Exercise aim: Which lines have the string "Italia"? Copy all of them from the entries below.

Dataset items:
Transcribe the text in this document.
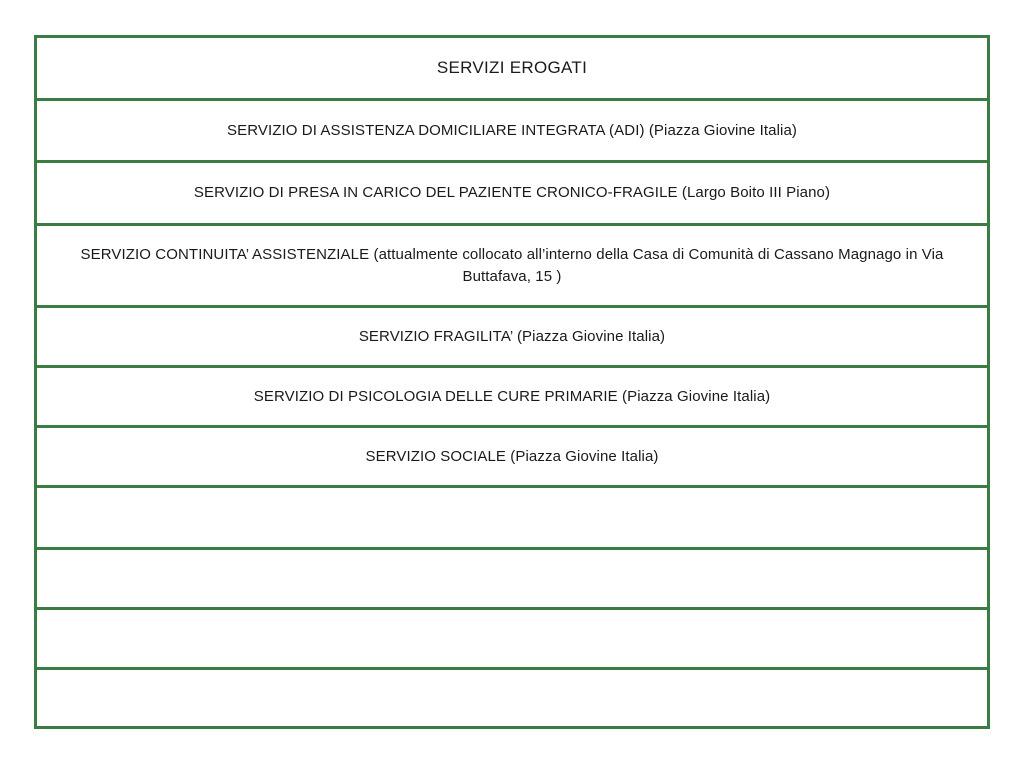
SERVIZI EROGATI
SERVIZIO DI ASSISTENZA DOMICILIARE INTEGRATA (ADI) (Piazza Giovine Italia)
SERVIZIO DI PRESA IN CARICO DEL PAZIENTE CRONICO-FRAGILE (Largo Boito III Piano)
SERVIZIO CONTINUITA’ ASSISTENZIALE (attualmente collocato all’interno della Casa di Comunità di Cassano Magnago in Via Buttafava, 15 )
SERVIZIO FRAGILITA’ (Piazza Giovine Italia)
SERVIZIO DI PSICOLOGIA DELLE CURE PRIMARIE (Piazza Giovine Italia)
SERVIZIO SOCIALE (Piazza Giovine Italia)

Correct output:
SERVIZIO DI ASSISTENZA DOMICILIARE INTEGRATA (ADI) (Piazza Giovine Italia)
SERVIZIO FRAGILITA’ (Piazza Giovine Italia)
SERVIZIO DI PSICOLOGIA DELLE CURE PRIMARIE (Piazza Giovine Italia)
SERVIZIO SOCIALE (Piazza Giovine Italia)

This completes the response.